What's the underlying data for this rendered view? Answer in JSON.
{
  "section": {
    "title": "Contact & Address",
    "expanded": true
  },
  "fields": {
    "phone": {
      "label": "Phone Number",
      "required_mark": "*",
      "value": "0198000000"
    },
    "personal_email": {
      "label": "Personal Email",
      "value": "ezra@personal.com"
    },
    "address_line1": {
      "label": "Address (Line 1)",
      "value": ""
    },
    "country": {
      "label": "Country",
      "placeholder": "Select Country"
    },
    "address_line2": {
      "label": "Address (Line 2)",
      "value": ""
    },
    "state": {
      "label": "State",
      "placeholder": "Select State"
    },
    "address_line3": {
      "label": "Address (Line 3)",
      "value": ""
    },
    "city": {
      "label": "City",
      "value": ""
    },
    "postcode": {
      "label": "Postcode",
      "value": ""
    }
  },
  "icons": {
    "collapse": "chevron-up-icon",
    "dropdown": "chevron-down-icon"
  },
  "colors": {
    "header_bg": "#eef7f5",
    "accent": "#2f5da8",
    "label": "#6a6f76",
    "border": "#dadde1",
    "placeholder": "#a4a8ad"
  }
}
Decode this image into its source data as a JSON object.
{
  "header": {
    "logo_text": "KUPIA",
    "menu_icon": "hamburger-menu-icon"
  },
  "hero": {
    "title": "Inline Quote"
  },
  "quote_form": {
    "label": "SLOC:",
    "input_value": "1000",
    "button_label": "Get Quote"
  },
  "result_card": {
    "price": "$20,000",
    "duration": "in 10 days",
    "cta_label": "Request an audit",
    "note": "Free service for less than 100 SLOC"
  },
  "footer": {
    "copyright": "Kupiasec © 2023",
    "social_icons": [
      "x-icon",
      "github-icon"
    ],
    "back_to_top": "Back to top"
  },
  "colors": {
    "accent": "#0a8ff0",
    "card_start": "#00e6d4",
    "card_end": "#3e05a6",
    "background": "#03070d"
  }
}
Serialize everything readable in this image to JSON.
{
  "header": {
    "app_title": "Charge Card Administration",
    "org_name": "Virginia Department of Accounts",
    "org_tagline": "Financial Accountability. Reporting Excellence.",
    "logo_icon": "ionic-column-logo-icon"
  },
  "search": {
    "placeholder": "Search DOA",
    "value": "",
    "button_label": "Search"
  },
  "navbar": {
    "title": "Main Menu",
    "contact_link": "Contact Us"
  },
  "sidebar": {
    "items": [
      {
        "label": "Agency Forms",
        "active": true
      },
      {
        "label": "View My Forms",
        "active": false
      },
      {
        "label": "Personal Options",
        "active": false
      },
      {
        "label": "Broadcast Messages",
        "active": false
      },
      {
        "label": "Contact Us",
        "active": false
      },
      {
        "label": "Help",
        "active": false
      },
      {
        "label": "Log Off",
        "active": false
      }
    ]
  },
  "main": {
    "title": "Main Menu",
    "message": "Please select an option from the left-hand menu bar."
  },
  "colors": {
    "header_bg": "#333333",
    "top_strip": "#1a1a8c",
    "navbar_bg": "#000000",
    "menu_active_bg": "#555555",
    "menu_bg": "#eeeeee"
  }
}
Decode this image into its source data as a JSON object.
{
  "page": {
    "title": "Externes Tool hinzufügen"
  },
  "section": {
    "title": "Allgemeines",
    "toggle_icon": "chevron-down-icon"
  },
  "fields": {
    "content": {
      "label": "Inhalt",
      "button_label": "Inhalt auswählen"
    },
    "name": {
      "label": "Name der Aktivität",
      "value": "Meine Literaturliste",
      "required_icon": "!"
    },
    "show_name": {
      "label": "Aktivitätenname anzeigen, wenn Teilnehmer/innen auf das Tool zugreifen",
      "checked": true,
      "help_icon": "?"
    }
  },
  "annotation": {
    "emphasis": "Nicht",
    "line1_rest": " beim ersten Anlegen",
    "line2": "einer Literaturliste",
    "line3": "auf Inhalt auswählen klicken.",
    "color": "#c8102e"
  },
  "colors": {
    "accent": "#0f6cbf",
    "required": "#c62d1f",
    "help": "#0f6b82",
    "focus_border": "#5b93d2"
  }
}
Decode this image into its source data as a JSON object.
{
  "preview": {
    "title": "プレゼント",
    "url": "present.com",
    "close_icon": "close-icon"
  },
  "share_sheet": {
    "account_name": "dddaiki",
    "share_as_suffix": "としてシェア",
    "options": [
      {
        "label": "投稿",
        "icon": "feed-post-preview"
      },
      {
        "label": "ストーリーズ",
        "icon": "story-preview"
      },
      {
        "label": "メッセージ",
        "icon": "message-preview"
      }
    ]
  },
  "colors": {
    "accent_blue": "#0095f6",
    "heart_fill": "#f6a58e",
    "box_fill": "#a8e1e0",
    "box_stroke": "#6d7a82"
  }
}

════════

§ **The problem**
Each line of the material above must be retyped precisely.

§ **Result of this task**
What's the underlying data for this rendered view? Answer in JSON.
{
  "section": {
    "title": "Contact & Address",
    "expanded": true
  },
  "fields": {
    "phone": {
      "label": "Phone Number",
      "required_mark": "*",
      "value": "0198000000"
    },
    "personal_email": {
      "label": "Personal Email",
      "value": "ezra@personal.com"
    },
    "address_line1": {
      "label": "Address (Line 1)",
      "value": ""
    },
    "country": {
      "label": "Country",
      "placeholder": "Select Country"
    },
    "address_line2": {
      "label": "Address (Line 2)",
      "value": ""
    },
    "state": {
      "label": "State",
      "placeholder": "Select State"
    },
    "address_line3": {
      "label": "Address (Line 3)",
      "value": ""
    },
    "city": {
      "label": "City",
      "value": ""
    },
    "postcode": {
      "label": "Postcode",
      "value": ""
    }
  },
  "icons": {
    "collapse": "chevron-up-icon",
    "dropdown": "chevron-down-icon"
  },
  "colors": {
    "header_bg": "#eef7f5",
    "accent": "#2f5da8",
    "label": "#6a6f76",
    "border": "#dadde1",
    "placeholder": "#a4a8ad"
  }
}
Decode this image into its source data as a JSON object.
{
  "header": {
    "logo_text": "KUPIA",
    "menu_icon": "hamburger-menu-icon"
  },
  "hero": {
    "title": "Inline Quote"
  },
  "quote_form": {
    "label": "SLOC:",
    "input_value": "1000",
    "button_label": "Get Quote"
  },
  "result_card": {
    "price": "$20,000",
    "duration": "in 10 days",
    "cta_label": "Request an audit",
    "note": "Free service for less than 100 SLOC"
  },
  "footer": {
    "copyright": "Kupiasec © 2023",
    "social_icons": [
      "x-icon",
      "github-icon"
    ],
    "back_to_top": "Back to top"
  },
  "colors": {
    "accent": "#0a8ff0",
    "card_start": "#00e6d4",
    "card_end": "#3e05a6",
    "background": "#03070d"
  }
}
Serialize everything readable in this image to JSON.
{
  "header": {
    "app_title": "Charge Card Administration",
    "org_name": "Virginia Department of Accounts",
    "org_tagline": "Financial Accountability. Reporting Excellence.",
    "logo_icon": "ionic-column-logo-icon"
  },
  "search": {
    "placeholder": "Search DOA",
    "value": "",
    "button_label": "Search"
  },
  "navbar": {
    "title": "Main Menu",
    "contact_link": "Contact Us"
  },
  "sidebar": {
    "items": [
      {
        "label": "Agency Forms",
        "active": true
      },
      {
        "label": "View My Forms",
        "active": false
      },
      {
        "label": "Personal Options",
        "active": false
      },
      {
        "label": "Broadcast Messages",
        "active": false
      },
      {
        "label": "Contact Us",
        "active": false
      },
      {
        "label": "Help",
        "active": false
      },
      {
        "label": "Log Off",
        "active": false
      }
    ]
  },
  "main": {
    "title": "Main Menu",
    "message": "Please select an option from the left-hand menu bar."
  },
  "colors": {
    "header_bg": "#333333",
    "top_strip": "#1a1a8c",
    "navbar_bg": "#000000",
    "menu_active_bg": "#555555",
    "menu_bg": "#eeeeee"
  }
}
Decode this image into its source data as a JSON object.
{
  "page": {
    "title": "Externes Tool hinzufügen"
  },
  "section": {
    "title": "Allgemeines",
    "toggle_icon": "chevron-down-icon"
  },
  "fields": {
    "content": {
      "label": "Inhalt",
      "button_label": "Inhalt auswählen"
    },
    "name": {
      "label": "Name der Aktivität",
      "value": "Meine Literaturliste",
      "required_icon": "!"
    },
    "show_name": {
      "label": "Aktivitätenname anzeigen, wenn Teilnehmer/innen auf das Tool zugreifen",
      "checked": true,
      "help_icon": "?"
    }
  },
  "annotation": {
    "emphasis": "Nicht",
    "line1_rest": " beim ersten Anlegen",
    "line2": "einer Literaturliste",
    "line3": "auf Inhalt auswählen klicken.",
    "color": "#c8102e"
  },
  "colors": {
    "accent": "#0f6cbf",
    "required": "#c62d1f",
    "help": "#0f6b82",
    "focus_border": "#5b93d2"
  }
}
Decode this image into its source data as a JSON object.
{
  "preview": {
    "title": "プレゼント",
    "url": "present.com",
    "close_icon": "close-icon"
  },
  "share_sheet": {
    "account_name": "dddaiki",
    "share_as_suffix": "としてシェア",
    "options": [
      {
        "label": "投稿",
        "icon": "feed-post-preview"
      },
      {
        "label": "ストーリーズ",
        "icon": "story-preview"
      },
      {
        "label": "メッセージ",
        "icon": "message-preview"
      }
    ]
  },
  "colors": {
    "accent_blue": "#0095f6",
    "heart_fill": "#f6a58e",
    "box_fill": "#a8e1e0",
    "box_stroke": "#6d7a82"
  }
}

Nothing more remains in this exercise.